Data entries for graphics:
--
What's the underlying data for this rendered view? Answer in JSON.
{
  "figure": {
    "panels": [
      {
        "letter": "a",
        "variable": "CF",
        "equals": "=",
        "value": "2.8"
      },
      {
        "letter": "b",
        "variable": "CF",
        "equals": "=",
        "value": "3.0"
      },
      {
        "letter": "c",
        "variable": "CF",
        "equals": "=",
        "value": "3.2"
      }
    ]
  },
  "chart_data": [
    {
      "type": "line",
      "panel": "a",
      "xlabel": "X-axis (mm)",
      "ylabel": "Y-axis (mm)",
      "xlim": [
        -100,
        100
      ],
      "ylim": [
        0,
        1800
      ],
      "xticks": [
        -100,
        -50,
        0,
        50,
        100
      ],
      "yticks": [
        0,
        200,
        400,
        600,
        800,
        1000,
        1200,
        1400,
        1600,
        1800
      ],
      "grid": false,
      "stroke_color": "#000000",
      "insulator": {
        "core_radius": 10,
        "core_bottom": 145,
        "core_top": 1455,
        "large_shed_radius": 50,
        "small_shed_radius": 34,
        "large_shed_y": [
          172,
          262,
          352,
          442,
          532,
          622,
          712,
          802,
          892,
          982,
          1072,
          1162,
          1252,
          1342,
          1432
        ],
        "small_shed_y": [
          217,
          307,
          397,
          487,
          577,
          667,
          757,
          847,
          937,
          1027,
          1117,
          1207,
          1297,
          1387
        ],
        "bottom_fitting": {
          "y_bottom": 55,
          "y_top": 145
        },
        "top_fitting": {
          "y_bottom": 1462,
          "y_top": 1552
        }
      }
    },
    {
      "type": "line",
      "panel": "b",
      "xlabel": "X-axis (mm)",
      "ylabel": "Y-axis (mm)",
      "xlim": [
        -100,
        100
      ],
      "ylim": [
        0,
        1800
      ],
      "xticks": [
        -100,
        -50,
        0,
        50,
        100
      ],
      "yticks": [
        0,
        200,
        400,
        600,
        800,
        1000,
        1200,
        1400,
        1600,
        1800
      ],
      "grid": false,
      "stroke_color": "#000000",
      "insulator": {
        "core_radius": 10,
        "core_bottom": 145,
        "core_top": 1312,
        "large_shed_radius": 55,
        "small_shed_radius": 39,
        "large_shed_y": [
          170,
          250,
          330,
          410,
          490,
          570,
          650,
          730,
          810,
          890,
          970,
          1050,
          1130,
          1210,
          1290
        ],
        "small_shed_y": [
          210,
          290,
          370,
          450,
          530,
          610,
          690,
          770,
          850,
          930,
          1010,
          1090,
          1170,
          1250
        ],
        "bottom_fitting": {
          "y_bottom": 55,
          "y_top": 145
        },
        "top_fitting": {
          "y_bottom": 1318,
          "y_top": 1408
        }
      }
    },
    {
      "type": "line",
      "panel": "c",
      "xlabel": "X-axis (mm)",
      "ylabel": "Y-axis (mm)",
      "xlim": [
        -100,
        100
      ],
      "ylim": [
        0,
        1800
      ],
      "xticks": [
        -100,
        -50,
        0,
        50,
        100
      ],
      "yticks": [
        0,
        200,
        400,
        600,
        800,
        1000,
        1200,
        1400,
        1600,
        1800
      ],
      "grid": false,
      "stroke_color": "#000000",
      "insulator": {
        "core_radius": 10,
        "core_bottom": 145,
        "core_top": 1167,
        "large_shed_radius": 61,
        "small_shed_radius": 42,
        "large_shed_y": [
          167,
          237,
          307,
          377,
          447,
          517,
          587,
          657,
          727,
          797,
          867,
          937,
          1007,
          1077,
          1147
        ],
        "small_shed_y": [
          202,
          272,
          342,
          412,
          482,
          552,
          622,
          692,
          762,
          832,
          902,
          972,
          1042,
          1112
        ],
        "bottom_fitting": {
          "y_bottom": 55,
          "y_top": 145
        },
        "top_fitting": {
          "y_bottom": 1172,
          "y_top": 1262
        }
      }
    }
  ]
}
--
Your task: Please reproduce each record precisely as written.

The result:
What's the underlying data for this rendered view? Answer in JSON.
{
  "figure": {
    "panels": [
      {
        "letter": "a",
        "variable": "CF",
        "equals": "=",
        "value": "2.8"
      },
      {
        "letter": "b",
        "variable": "CF",
        "equals": "=",
        "value": "3.0"
      },
      {
        "letter": "c",
        "variable": "CF",
        "equals": "=",
        "value": "3.2"
      }
    ]
  },
  "chart_data": [
    {
      "type": "line",
      "panel": "a",
      "xlabel": "X-axis (mm)",
      "ylabel": "Y-axis (mm)",
      "xlim": [
        -100,
        100
      ],
      "ylim": [
        0,
        1800
      ],
      "xticks": [
        -100,
        -50,
        0,
        50,
        100
      ],
      "yticks": [
        0,
        200,
        400,
        600,
        800,
        1000,
        1200,
        1400,
        1600,
        1800
      ],
      "grid": false,
      "stroke_color": "#000000",
      "insulator": {
        "core_radius": 10,
        "core_bottom": 145,
        "core_top": 1455,
        "large_shed_radius": 50,
        "small_shed_radius": 34,
        "large_shed_y": [
          172,
          262,
          352,
          442,
          532,
          622,
          712,
          802,
          892,
          982,
          1072,
          1162,
          1252,
          1342,
          1432
        ],
        "small_shed_y": [
          217,
          307,
          397,
          487,
          577,
          667,
          757,
          847,
          937,
          1027,
          1117,
          1207,
          1297,
          1387
        ],
        "bottom_fitting": {
          "y_bottom": 55,
          "y_top": 145
        },
        "top_fitting": {
          "y_bottom": 1462,
          "y_top": 1552
        }
      }
    },
    {
      "type": "line",
      "panel": "b",
      "xlabel": "X-axis (mm)",
      "ylabel": "Y-axis (mm)",
      "xlim": [
        -100,
        100
      ],
      "ylim": [
        0,
        1800
      ],
      "xticks": [
        -100,
        -50,
        0,
        50,
        100
      ],
      "yticks": [
        0,
        200,
        400,
        600,
        800,
        1000,
        1200,
        1400,
        1600,
        1800
      ],
      "grid": false,
      "stroke_color": "#000000",
      "insulator": {
        "core_radius": 10,
        "core_bottom": 145,
        "core_top": 1312,
        "large_shed_radius": 55,
        "small_shed_radius": 39,
        "large_shed_y": [
          170,
          250,
          330,
          410,
          490,
          570,
          650,
          730,
          810,
          890,
          970,
          1050,
          1130,
          1210,
          1290
        ],
        "small_shed_y": [
          210,
          290,
          370,
          450,
          530,
          610,
          690,
          770,
          850,
          930,
          1010,
          1090,
          1170,
          1250
        ],
        "bottom_fitting": {
          "y_bottom": 55,
          "y_top": 145
        },
        "top_fitting": {
          "y_bottom": 1318,
          "y_top": 1408
        }
      }
    },
    {
      "type": "line",
      "panel": "c",
      "xlabel": "X-axis (mm)",
      "ylabel": "Y-axis (mm)",
      "xlim": [
        -100,
        100
      ],
      "ylim": [
        0,
        1800
      ],
      "xticks": [
        -100,
        -50,
        0,
        50,
        100
      ],
      "yticks": [
        0,
        200,
        400,
        600,
        800,
        1000,
        1200,
        1400,
        1600,
        1800
      ],
      "grid": false,
      "stroke_color": "#000000",
      "insulator": {
        "core_radius": 10,
        "core_bottom": 145,
        "core_top": 1167,
        "large_shed_radius": 61,
        "small_shed_radius": 42,
        "large_shed_y": [
          167,
          237,
          307,
          377,
          447,
          517,
          587,
          657,
          727,
          797,
          867,
          937,
          1007,
          1077,
          1147
        ],
        "small_shed_y": [
          202,
          272,
          342,
          412,
          482,
          552,
          622,
          692,
          762,
          832,
          902,
          972,
          1042,
          1112
        ],
        "bottom_fitting": {
          "y_bottom": 55,
          "y_top": 145
        },
        "top_fitting": {
          "y_bottom": 1172,
          "y_top": 1262
        }
      }
    }
  ]
}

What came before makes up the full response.